**Short task**
Examine the entries below, count the lines holding the string "influenza", and respond with the number only.

**Entries shown**
● ● ● ● ●

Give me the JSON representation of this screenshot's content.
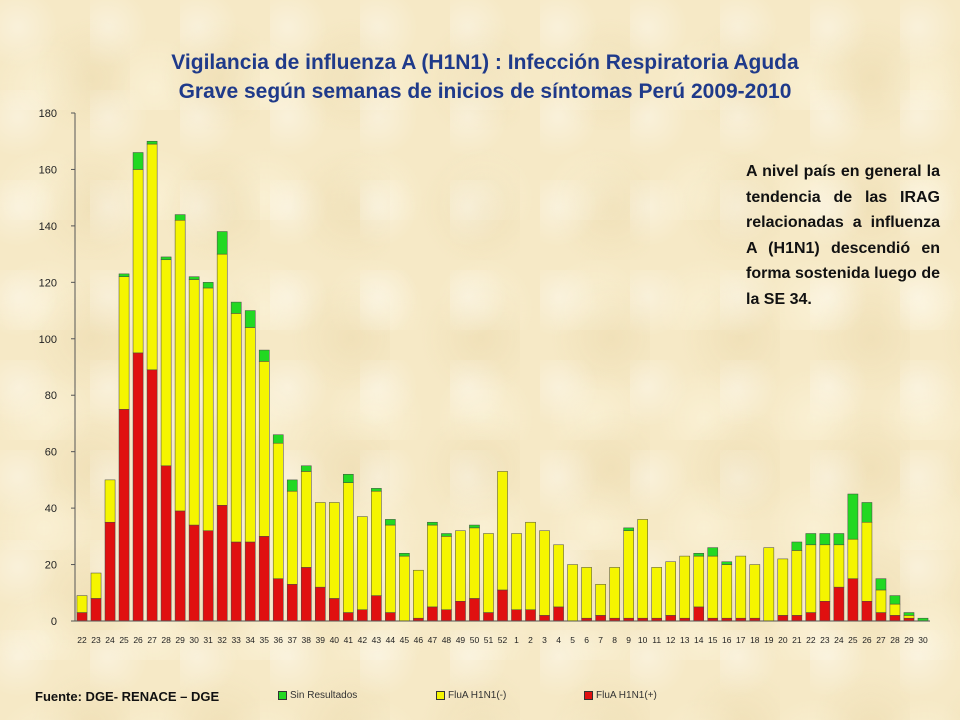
{
  "title": {
    "line1": "Vigilancia de influenza A (H1N1) : Infección Respiratoria Aguda",
    "line2": "Grave según semanas de inicios de síntomas Perú 2009-2010"
  },
  "annotation": "A nivel país en general la tendencia de las IRAG relacionadas a influenza A (H1N1) descendió en forma sostenida luego de la SE 34.",
  "source": "Fuente: DGE- RENACE – DGE",
  "colors": {
    "positive": "#e01010",
    "negative": "#f5f500",
    "no_result": "#22d822",
    "title": "#1f3a8a"
  },
  "chart_data": {
    "type": "bar",
    "stacked": true,
    "ylim": [
      0,
      180
    ],
    "yticks": [
      0,
      20,
      40,
      60,
      80,
      100,
      120,
      140,
      160,
      180
    ],
    "grid": false,
    "legend_position": "bottom",
    "categories": [
      "22",
      "23",
      "24",
      "25",
      "26",
      "27",
      "28",
      "29",
      "30",
      "31",
      "32",
      "33",
      "34",
      "35",
      "36",
      "37",
      "38",
      "39",
      "40",
      "41",
      "42",
      "43",
      "44",
      "45",
      "46",
      "47",
      "48",
      "49",
      "50",
      "51",
      "52",
      "1",
      "2",
      "3",
      "4",
      "5",
      "6",
      "7",
      "8",
      "9",
      "10",
      "11",
      "12",
      "13",
      "14",
      "15",
      "16",
      "17",
      "18",
      "19",
      "20",
      "21",
      "22",
      "23",
      "24",
      "25",
      "26",
      "27",
      "28",
      "29",
      "30"
    ],
    "series": [
      {
        "name": "FluA H1N1(+)",
        "color": "#e01010",
        "values": [
          3,
          8,
          35,
          75,
          95,
          89,
          55,
          39,
          34,
          32,
          41,
          28,
          28,
          30,
          15,
          13,
          19,
          12,
          8,
          3,
          4,
          9,
          3,
          0,
          1,
          5,
          4,
          7,
          8,
          3,
          11,
          4,
          4,
          2,
          5,
          0,
          1,
          2,
          1,
          1,
          1,
          1,
          2,
          1,
          5,
          1,
          1,
          1,
          1,
          0,
          2,
          2,
          3,
          7,
          12,
          15,
          7,
          3,
          2,
          1,
          0
        ]
      },
      {
        "name": "FluA H1N1(-)",
        "color": "#f5f500",
        "values": [
          6,
          9,
          15,
          47,
          65,
          80,
          73,
          103,
          87,
          86,
          89,
          81,
          76,
          62,
          48,
          33,
          34,
          30,
          34,
          46,
          33,
          37,
          31,
          23,
          17,
          29,
          26,
          25,
          25,
          28,
          42,
          27,
          31,
          30,
          22,
          20,
          18,
          11,
          18,
          31,
          35,
          18,
          19,
          22,
          18,
          22,
          19,
          22,
          19,
          26,
          20,
          23,
          24,
          20,
          15,
          14,
          28,
          8,
          4,
          1,
          0
        ]
      },
      {
        "name": "Sin Resultados",
        "color": "#22d822",
        "values": [
          0,
          0,
          0,
          1,
          6,
          1,
          1,
          2,
          1,
          2,
          8,
          4,
          6,
          4,
          3,
          4,
          2,
          0,
          0,
          3,
          0,
          1,
          2,
          1,
          0,
          1,
          1,
          0,
          1,
          0,
          0,
          0,
          0,
          0,
          0,
          0,
          0,
          0,
          0,
          1,
          0,
          0,
          0,
          0,
          1,
          3,
          1,
          0,
          0,
          0,
          0,
          3,
          4,
          4,
          4,
          16,
          7,
          4,
          3,
          1,
          1
        ]
      }
    ],
    "legend": [
      {
        "label": "Sin Resultados",
        "color": "#22d822"
      },
      {
        "label": "FluA H1N1(-)",
        "color": "#f5f500"
      },
      {
        "label": "FluA H1N1(+)",
        "color": "#e01010"
      }
    ]
  }
}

● ● ● ● ●

**Result of this exercise**
2